Goal of the exercise
Starting at the line that holds "Extract the chart's", copy every line exactly through the end of the data, and no others.

[BEGIN]

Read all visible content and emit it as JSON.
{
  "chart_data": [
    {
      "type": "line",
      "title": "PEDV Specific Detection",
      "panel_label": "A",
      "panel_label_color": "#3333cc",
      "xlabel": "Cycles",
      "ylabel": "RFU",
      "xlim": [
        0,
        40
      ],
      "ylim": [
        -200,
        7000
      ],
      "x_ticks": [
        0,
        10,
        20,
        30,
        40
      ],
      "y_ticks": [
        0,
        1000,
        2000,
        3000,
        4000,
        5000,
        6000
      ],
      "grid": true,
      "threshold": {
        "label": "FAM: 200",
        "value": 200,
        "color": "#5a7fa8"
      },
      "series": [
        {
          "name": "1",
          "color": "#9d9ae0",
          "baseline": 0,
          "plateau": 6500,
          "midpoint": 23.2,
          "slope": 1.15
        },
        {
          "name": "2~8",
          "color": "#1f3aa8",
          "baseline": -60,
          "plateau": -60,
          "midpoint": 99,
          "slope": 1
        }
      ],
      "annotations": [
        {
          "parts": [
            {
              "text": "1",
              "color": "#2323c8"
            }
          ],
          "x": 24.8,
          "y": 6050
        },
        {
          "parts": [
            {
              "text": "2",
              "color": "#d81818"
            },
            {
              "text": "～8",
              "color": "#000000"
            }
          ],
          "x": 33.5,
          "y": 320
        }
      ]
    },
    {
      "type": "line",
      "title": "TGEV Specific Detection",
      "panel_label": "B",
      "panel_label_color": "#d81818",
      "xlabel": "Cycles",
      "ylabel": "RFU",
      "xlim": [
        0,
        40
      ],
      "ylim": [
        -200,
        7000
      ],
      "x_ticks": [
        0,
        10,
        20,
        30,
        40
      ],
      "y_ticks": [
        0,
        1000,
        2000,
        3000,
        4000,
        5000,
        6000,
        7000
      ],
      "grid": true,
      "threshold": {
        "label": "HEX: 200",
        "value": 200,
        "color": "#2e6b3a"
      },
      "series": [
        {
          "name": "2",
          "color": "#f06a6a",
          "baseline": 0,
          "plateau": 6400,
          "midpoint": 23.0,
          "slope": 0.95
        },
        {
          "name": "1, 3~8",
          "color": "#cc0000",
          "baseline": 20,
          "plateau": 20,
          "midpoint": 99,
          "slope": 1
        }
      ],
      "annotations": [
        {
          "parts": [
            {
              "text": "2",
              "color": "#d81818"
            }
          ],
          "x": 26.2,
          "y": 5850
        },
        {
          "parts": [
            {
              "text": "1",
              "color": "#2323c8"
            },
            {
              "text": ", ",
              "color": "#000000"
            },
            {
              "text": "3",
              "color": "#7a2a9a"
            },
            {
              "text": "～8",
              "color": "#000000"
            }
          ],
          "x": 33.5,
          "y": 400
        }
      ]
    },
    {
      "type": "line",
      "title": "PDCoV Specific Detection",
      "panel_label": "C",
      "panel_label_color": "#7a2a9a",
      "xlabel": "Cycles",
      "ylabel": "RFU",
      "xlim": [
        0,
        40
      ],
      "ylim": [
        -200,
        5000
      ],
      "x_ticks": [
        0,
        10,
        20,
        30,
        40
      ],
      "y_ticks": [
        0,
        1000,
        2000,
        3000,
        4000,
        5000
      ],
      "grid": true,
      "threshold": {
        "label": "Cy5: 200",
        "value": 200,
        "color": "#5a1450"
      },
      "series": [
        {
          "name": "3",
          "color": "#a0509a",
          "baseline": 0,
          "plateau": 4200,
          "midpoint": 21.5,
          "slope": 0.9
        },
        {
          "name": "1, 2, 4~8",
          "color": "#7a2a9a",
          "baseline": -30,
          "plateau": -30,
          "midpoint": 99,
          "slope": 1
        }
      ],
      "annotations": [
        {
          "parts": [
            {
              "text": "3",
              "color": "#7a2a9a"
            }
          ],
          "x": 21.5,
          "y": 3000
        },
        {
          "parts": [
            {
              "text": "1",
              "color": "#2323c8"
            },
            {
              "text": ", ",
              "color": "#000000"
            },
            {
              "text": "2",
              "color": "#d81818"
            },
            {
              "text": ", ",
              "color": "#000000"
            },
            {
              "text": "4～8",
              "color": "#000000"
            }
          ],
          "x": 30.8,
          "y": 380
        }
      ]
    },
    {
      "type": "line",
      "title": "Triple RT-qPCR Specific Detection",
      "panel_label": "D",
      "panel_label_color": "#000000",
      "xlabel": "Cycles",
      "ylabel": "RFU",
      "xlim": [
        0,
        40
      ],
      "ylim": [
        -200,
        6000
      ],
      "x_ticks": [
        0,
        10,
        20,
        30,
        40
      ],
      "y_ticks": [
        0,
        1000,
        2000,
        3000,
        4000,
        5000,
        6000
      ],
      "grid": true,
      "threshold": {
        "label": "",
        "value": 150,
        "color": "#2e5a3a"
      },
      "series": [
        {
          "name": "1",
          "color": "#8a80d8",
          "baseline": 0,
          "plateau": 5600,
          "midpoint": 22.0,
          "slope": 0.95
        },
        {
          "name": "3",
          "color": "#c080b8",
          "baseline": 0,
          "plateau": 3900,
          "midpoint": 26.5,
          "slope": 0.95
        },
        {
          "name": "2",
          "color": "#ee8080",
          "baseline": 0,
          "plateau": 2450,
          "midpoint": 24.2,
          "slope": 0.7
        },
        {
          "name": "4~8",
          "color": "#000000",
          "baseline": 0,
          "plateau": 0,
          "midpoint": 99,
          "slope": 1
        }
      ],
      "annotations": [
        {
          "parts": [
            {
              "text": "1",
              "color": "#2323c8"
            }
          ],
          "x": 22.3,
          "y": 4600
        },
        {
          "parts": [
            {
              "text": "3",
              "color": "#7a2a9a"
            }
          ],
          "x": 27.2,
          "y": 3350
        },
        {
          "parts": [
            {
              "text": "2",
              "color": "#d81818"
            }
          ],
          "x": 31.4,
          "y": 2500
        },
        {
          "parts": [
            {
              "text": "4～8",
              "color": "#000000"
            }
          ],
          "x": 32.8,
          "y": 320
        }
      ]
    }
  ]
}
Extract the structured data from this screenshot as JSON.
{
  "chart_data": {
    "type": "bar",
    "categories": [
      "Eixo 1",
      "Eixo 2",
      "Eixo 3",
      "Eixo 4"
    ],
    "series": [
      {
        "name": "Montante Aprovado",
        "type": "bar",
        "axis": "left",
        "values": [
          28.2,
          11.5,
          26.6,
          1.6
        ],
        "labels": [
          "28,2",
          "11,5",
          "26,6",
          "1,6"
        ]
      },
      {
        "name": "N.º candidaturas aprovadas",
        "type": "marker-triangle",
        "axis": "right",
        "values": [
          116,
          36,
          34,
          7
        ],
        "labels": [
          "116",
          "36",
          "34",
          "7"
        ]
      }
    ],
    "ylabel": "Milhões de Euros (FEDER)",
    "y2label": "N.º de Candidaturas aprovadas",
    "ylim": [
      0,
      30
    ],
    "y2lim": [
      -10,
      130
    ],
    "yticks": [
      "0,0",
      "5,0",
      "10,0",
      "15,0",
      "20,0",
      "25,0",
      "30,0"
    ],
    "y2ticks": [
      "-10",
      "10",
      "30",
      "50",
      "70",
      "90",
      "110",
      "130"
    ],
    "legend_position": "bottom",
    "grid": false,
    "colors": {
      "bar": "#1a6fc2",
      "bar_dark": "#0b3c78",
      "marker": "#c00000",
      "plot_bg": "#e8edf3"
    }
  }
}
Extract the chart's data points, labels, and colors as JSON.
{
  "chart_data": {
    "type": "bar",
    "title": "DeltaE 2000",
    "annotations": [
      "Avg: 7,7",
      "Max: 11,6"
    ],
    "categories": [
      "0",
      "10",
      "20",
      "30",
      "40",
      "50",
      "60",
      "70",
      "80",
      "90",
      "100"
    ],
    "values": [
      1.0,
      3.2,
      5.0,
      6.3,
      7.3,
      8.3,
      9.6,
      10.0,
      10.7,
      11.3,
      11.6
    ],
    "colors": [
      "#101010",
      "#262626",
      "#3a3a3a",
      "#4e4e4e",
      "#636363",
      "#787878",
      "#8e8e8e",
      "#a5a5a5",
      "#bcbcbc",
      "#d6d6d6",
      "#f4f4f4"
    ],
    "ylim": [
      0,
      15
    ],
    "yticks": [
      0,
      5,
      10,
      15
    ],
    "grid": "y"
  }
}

[END]

The completed task
Extract the chart's data points, labels, and colors as JSON.
{
  "chart_data": {
    "type": "bar",
    "title": "DeltaE 2000",
    "annotations": [
      "Avg: 7,7",
      "Max: 11,6"
    ],
    "categories": [
      "0",
      "10",
      "20",
      "30",
      "40",
      "50",
      "60",
      "70",
      "80",
      "90",
      "100"
    ],
    "values": [
      1.0,
      3.2,
      5.0,
      6.3,
      7.3,
      8.3,
      9.6,
      10.0,
      10.7,
      11.3,
      11.6
    ],
    "colors": [
      "#101010",
      "#262626",
      "#3a3a3a",
      "#4e4e4e",
      "#636363",
      "#787878",
      "#8e8e8e",
      "#a5a5a5",
      "#bcbcbc",
      "#d6d6d6",
      "#f4f4f4"
    ],
    "ylim": [
      0,
      15
    ],
    "yticks": [
      0,
      5,
      10,
      15
    ],
    "grid": "y"
  }
}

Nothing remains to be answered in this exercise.